- Problem details
Omit all pictures. Copy the rest of the material exactly.

<<<<

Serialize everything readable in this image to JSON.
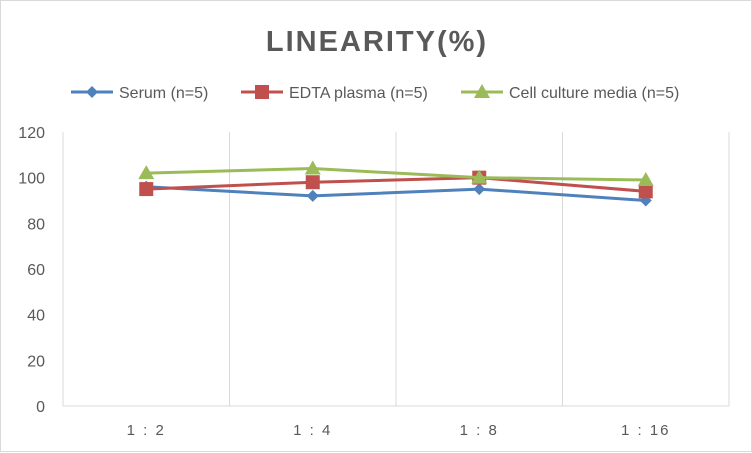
{
  "chart_data": {
    "type": "line",
    "title": "LINEARITY(%)",
    "categories": [
      "1:2",
      "1:4",
      "1:8",
      "1:16"
    ],
    "ylim": [
      0,
      120
    ],
    "yticks": [
      0,
      20,
      40,
      60,
      80,
      100,
      120
    ],
    "grid": "vertical",
    "legend_position": "top",
    "series": [
      {
        "name": "Serum (n=5)",
        "color": "#4f81bd",
        "marker": "diamond",
        "values": [
          96,
          92,
          95,
          90
        ]
      },
      {
        "name": "EDTA plasma (n=5)",
        "color": "#c0504d",
        "marker": "square",
        "values": [
          95,
          98,
          100,
          94
        ]
      },
      {
        "name": "Cell culture media (n=5)",
        "color": "#9bbb59",
        "marker": "triangle",
        "values": [
          102,
          104,
          100,
          99
        ]
      }
    ]
  }
}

>>>>

- In response
Serialize everything readable in this image to JSON.
{
  "chart_data": {
    "type": "line",
    "title": "LINEARITY(%)",
    "categories": [
      "1:2",
      "1:4",
      "1:8",
      "1:16"
    ],
    "ylim": [
      0,
      120
    ],
    "yticks": [
      0,
      20,
      40,
      60,
      80,
      100,
      120
    ],
    "grid": "vertical",
    "legend_position": "top",
    "series": [
      {
        "name": "Serum (n=5)",
        "color": "#4f81bd",
        "marker": "diamond",
        "values": [
          96,
          92,
          95,
          90
        ]
      },
      {
        "name": "EDTA plasma (n=5)",
        "color": "#c0504d",
        "marker": "square",
        "values": [
          95,
          98,
          100,
          94
        ]
      },
      {
        "name": "Cell culture media (n=5)",
        "color": "#9bbb59",
        "marker": "triangle",
        "values": [
          102,
          104,
          100,
          99
        ]
      }
    ]
  }
}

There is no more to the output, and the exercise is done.